**** DATA SUPPLIED

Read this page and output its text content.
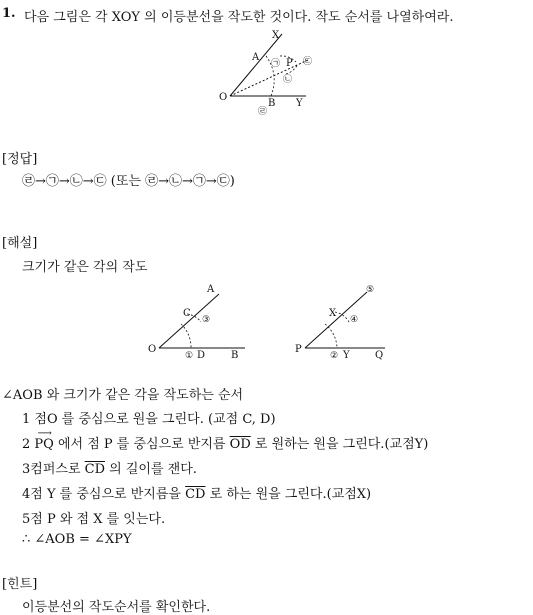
1. 다음 그림은 각 XOY 의 이등분선을 작도한 것이다. 작도 순서를 나열하여라.
X
A
P
O
B Y
㉠	㉢
㉡
㉣
[정답]
㉣→㉠→㉡→㉢ (또는 ㉣→㉡→㉠→㉢)
[해설]
크기가 같은 각의 작도
A
C
③
O
① D	B
⑤
X
④
P
② Y	Q
∠AOB 와 크기가 같은 각을 작도하는 순서
1 점O 를 중심으로 원을 그린다. (교점 C, D)
2
⟶
PQ 에서 점 P 를 중심으로 반지름 $\overline{OD}$ 로 원하는 원을 그린다.(교점Y)
3컴퍼스로 $\overline{CD}$ 의 길이를 잰다.
4점 Y 를 중심으로 반지름을 $\overline{CD}$ 로 하는 원을 그린다.(교점X)
5점 P 와 점 X 를 잇는다.
∴ ∠AOB = ∠XPY
[힌트]
이등분선의 작도순서를 확인한다.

********

-- EXERCISE --
Write out the records above once more, word for word, with no pictures.

-- WORKED SOLUTION --
Read this page and output its text content.
1. 다음 그림은 각 XOY 의 이등분선을 작도한 것이다. 작도 순서를 나열하여라.
X
A
P
O
B Y
㉠	㉢
㉡
㉣
[정답]
㉣→㉠→㉡→㉢ (또는 ㉣→㉡→㉠→㉢)
[해설]
크기가 같은 각의 작도
A
C
③
O
① D	B
⑤
X
④
P
② Y	Q
∠AOB 와 크기가 같은 각을 작도하는 순서
1 점O 를 중심으로 원을 그린다. (교점 C, D)
2
⟶
PQ 에서 점 P 를 중심으로 반지름 $\overline{OD}$ 로 원하는 원을 그린다.(교점Y)
3컴퍼스로 $\overline{CD}$ 의 길이를 잰다.
4점 Y 를 중심으로 반지름을 $\overline{CD}$ 로 하는 원을 그린다.(교점X)
5점 P 와 점 X 를 잇는다.
∴ ∠AOB = ∠XPY
[힌트]
이등분선의 작도순서를 확인한다.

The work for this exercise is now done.